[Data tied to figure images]
· · · · · · ·
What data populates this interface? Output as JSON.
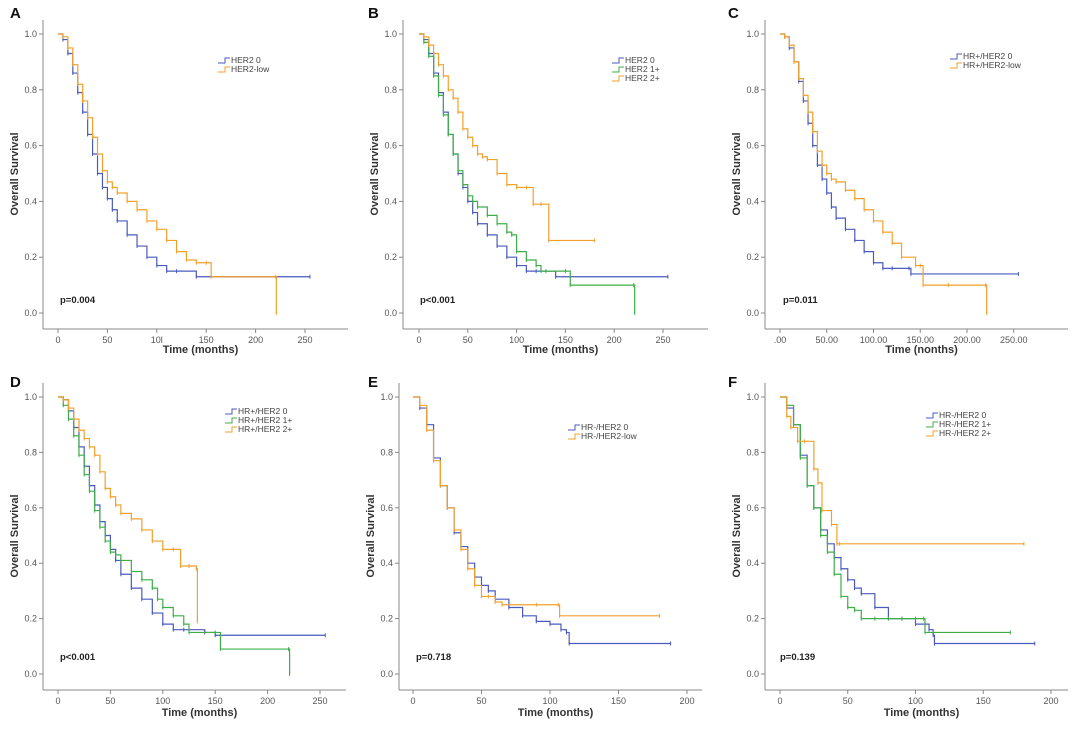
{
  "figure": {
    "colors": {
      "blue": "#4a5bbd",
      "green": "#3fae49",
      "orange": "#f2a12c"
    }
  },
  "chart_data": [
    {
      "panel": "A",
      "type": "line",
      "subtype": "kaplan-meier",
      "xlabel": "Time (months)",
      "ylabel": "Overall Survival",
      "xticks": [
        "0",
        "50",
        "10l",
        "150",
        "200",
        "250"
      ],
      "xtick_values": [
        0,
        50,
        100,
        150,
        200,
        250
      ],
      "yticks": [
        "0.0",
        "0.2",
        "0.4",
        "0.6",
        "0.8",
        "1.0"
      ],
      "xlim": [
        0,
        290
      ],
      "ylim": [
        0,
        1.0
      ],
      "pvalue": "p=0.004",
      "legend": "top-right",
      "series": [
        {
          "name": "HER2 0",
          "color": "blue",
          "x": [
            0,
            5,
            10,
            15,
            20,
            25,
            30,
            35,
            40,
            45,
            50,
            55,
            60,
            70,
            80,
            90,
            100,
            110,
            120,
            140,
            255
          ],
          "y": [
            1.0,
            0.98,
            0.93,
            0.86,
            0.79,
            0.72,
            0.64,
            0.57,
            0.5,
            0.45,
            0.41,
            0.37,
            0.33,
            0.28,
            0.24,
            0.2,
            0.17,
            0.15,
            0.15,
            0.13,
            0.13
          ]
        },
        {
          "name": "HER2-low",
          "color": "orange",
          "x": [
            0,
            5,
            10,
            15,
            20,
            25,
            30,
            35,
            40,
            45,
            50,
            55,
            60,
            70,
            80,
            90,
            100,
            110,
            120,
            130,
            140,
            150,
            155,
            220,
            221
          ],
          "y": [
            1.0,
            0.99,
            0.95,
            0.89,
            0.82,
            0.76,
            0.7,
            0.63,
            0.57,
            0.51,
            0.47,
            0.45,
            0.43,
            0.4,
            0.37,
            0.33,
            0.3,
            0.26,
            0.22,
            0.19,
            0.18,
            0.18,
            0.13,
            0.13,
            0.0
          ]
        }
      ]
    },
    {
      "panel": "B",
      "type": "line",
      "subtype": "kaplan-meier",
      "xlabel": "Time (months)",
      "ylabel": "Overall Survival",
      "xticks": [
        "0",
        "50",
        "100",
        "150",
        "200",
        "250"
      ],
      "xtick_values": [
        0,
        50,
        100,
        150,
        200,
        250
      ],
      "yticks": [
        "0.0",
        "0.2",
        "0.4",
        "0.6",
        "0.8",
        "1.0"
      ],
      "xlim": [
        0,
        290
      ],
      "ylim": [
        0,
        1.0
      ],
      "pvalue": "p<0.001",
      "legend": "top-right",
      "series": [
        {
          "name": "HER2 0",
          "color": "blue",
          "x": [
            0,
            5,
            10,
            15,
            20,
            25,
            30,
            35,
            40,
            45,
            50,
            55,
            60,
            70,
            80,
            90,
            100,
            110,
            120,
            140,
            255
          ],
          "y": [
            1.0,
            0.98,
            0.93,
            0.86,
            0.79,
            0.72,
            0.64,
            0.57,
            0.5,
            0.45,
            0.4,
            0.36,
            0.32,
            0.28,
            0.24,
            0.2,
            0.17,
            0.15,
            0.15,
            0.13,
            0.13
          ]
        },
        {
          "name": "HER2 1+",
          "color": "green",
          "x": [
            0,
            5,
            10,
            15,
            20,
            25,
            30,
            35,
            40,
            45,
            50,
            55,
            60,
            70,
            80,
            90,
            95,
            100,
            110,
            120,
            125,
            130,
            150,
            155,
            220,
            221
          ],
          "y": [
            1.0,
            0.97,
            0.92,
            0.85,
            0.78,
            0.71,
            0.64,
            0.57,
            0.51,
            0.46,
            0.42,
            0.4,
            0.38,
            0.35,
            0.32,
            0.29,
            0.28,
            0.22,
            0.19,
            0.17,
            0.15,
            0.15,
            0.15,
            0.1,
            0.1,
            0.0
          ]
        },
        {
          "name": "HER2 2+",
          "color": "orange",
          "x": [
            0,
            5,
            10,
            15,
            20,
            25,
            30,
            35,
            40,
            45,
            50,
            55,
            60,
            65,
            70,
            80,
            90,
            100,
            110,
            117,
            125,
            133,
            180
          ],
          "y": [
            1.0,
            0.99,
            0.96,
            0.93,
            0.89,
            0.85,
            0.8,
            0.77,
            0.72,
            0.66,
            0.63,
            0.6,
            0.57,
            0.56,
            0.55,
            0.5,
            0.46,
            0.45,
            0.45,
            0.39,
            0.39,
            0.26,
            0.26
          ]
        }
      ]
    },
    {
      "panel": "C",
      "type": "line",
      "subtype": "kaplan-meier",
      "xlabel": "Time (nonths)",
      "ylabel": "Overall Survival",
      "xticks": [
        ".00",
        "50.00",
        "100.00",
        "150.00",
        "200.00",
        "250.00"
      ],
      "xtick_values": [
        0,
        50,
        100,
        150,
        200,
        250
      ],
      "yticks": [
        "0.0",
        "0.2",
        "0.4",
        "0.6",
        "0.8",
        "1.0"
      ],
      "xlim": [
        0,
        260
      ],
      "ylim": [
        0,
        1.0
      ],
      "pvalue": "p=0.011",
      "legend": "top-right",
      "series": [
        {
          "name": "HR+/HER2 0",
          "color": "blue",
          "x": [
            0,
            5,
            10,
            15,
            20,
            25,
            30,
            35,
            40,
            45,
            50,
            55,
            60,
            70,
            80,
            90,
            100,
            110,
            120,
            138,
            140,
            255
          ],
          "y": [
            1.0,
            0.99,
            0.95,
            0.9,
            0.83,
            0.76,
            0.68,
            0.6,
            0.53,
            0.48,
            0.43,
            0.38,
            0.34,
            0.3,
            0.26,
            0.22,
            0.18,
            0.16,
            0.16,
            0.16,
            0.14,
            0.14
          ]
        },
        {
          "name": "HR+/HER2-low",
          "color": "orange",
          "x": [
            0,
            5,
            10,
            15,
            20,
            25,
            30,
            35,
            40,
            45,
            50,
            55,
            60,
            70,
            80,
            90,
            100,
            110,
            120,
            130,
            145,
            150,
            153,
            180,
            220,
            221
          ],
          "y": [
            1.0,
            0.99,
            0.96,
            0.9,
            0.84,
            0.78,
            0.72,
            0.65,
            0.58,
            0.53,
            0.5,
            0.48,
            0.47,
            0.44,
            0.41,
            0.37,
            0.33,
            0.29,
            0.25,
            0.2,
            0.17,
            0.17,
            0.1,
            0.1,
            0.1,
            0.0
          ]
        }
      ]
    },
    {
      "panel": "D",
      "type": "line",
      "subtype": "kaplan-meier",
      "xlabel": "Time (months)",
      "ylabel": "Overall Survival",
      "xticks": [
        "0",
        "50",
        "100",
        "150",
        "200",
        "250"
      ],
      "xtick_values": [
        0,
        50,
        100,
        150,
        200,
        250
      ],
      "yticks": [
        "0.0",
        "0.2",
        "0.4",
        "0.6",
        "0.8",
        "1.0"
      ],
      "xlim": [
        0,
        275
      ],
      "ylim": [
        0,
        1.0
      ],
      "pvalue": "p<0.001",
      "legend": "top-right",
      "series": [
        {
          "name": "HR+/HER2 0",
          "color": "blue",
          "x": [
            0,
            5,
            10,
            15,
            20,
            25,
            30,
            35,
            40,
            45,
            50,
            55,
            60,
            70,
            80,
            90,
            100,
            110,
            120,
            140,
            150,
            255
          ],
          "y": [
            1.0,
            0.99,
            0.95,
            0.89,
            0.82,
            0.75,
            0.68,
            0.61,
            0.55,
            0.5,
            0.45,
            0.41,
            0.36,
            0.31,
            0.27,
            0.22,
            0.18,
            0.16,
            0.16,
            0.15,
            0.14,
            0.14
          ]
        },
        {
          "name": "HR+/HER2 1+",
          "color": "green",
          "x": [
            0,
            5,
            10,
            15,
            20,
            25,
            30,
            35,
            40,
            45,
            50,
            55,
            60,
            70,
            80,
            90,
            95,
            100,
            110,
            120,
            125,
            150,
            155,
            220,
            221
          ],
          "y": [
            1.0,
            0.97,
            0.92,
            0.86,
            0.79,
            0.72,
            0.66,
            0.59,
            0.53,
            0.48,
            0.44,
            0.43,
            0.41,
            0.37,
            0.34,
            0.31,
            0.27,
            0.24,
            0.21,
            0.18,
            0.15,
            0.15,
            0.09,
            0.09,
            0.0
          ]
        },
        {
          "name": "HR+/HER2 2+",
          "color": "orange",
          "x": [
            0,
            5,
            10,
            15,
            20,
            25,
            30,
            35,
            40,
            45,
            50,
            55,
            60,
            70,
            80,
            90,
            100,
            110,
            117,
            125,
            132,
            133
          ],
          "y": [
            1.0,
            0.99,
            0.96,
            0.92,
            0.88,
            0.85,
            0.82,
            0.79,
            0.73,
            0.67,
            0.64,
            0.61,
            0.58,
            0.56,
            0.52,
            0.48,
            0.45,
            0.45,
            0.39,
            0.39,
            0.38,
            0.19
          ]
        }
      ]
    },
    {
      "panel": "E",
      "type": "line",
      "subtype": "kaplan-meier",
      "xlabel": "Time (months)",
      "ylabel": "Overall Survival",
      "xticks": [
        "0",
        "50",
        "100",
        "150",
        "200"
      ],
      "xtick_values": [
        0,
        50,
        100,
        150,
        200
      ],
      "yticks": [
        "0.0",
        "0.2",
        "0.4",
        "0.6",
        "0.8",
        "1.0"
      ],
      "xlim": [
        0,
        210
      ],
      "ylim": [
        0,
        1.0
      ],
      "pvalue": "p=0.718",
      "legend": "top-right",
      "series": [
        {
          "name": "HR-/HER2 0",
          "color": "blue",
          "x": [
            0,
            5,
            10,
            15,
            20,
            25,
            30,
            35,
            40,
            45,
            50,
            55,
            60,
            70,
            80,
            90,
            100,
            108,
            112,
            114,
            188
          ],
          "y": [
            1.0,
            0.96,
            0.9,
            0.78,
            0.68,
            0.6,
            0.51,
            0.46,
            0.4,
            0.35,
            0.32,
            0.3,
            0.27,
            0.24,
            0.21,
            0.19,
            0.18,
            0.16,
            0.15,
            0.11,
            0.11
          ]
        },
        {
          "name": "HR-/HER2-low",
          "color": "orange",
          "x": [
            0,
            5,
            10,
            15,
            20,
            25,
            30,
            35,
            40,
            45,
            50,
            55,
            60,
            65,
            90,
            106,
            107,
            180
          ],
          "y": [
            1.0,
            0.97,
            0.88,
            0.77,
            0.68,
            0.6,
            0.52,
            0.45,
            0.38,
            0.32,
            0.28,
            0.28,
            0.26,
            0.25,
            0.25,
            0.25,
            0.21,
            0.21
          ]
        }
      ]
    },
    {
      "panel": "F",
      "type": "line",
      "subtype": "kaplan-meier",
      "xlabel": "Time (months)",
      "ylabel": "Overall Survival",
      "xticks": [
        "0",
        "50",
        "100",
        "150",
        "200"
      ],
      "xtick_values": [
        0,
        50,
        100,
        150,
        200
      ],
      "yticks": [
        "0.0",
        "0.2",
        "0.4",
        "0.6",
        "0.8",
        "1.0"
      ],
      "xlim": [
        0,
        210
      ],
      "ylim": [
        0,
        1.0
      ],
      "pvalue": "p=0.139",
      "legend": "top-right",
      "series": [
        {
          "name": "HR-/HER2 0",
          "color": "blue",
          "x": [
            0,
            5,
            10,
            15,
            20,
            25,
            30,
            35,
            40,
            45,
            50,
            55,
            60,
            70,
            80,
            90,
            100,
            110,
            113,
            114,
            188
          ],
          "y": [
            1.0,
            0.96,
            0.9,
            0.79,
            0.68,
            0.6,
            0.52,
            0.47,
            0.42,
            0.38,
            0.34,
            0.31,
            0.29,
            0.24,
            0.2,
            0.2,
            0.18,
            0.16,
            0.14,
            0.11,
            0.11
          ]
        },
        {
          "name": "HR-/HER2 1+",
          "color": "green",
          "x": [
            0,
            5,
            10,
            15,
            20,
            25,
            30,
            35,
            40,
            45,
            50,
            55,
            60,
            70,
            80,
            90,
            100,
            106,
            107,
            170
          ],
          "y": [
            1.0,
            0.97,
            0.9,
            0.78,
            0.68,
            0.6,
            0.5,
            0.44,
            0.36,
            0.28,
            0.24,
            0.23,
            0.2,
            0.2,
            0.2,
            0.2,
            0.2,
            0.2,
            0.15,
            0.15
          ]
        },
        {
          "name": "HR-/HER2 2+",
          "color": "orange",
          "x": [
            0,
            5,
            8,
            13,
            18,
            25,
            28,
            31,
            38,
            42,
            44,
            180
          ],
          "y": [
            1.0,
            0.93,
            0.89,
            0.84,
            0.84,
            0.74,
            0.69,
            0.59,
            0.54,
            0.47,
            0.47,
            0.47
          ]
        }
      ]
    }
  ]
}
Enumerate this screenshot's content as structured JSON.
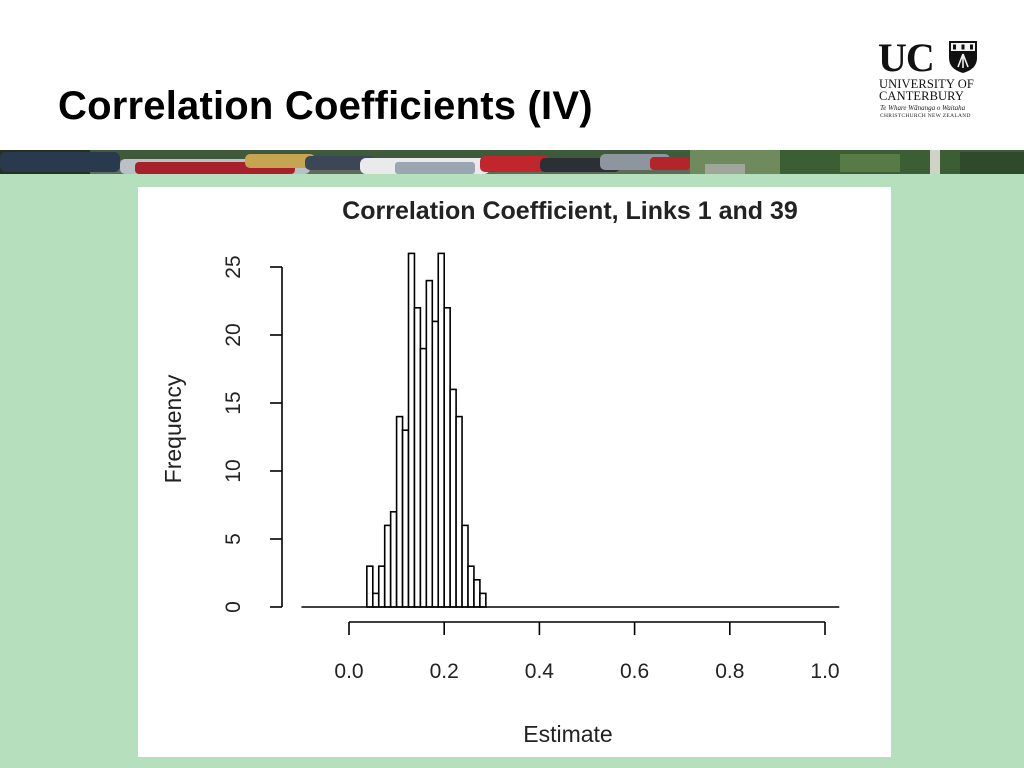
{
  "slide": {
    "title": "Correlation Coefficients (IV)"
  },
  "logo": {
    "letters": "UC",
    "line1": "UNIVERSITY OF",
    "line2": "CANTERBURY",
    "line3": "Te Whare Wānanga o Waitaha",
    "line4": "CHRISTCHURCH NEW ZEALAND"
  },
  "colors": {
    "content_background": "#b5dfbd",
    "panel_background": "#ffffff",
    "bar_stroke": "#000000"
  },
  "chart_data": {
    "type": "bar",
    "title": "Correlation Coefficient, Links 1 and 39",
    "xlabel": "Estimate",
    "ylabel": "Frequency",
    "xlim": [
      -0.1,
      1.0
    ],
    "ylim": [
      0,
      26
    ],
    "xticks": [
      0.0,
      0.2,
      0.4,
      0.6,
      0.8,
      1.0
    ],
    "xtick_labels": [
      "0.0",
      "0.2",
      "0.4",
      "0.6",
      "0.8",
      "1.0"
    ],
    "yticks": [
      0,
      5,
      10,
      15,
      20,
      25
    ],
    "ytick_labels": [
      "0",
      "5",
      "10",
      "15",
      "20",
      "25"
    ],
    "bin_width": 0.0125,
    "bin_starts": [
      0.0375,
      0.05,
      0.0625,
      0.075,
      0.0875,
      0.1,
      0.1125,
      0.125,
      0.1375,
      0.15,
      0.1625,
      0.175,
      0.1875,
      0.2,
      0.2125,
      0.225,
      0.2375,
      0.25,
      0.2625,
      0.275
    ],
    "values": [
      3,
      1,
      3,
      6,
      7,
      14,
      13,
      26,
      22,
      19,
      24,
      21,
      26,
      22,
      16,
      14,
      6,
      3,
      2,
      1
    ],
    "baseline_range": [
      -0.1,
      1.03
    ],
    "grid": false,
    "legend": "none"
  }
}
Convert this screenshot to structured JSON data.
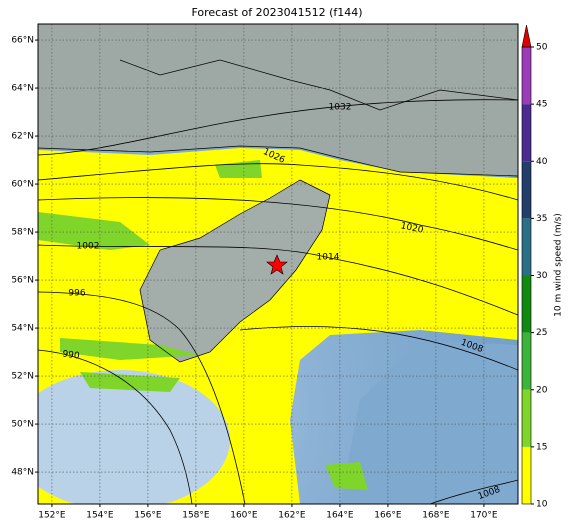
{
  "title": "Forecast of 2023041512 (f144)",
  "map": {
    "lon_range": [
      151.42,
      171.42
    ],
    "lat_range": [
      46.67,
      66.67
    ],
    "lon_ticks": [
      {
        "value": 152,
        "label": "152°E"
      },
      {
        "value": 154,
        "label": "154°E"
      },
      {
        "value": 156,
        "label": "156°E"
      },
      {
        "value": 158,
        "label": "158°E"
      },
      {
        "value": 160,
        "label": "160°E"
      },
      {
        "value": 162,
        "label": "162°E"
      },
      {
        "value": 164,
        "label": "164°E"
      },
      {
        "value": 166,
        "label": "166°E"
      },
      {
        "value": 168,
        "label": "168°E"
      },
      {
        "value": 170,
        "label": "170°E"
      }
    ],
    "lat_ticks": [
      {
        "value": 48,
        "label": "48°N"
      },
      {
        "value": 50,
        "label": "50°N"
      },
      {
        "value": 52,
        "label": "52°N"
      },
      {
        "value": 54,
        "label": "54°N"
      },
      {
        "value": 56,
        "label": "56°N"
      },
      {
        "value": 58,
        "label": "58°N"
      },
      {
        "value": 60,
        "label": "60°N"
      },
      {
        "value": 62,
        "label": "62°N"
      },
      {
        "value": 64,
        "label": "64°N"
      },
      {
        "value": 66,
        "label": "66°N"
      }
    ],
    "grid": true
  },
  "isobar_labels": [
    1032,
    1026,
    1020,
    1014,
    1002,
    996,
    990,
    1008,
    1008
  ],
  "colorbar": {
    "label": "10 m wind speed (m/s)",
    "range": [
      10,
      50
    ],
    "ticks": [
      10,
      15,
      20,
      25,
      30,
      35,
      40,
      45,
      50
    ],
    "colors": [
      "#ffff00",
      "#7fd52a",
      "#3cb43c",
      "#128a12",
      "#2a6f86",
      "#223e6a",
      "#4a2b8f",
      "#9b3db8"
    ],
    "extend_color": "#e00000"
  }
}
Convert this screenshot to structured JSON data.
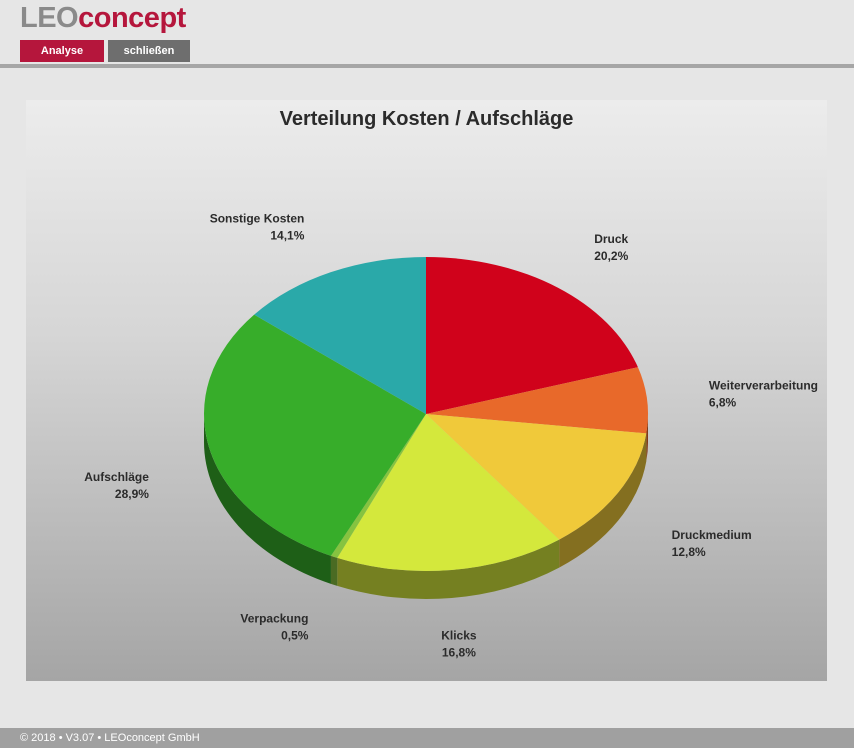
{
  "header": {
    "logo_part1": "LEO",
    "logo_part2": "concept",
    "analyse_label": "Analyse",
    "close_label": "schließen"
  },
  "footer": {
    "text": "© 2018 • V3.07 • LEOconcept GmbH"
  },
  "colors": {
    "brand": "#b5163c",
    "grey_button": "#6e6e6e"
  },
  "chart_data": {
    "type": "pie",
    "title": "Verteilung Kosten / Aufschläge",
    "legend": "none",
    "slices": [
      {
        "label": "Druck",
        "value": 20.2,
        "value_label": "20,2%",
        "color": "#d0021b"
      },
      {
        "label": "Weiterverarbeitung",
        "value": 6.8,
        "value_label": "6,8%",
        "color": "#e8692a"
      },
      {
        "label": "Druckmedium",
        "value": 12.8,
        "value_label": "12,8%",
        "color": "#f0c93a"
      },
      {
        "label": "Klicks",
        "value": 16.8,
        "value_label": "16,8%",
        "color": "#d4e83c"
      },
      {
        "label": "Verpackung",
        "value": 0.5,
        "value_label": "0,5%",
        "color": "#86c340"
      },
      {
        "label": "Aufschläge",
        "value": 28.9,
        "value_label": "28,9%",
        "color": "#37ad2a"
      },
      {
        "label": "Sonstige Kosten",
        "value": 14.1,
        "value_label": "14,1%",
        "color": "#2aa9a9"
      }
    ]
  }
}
· · · · · · ·
[TASK]
Lines that hold "title" are the ones to copy; find all of them.

[EXERCISE SOLUTION]
    "title": "Correlation Coefficients (IV)"
    "title": "Correlation Coefficient, Links 1 and 39",
  "title": "Forecast of 2023041512 (f144)",
    "title": "Verteilung Kosten / Aufschläge",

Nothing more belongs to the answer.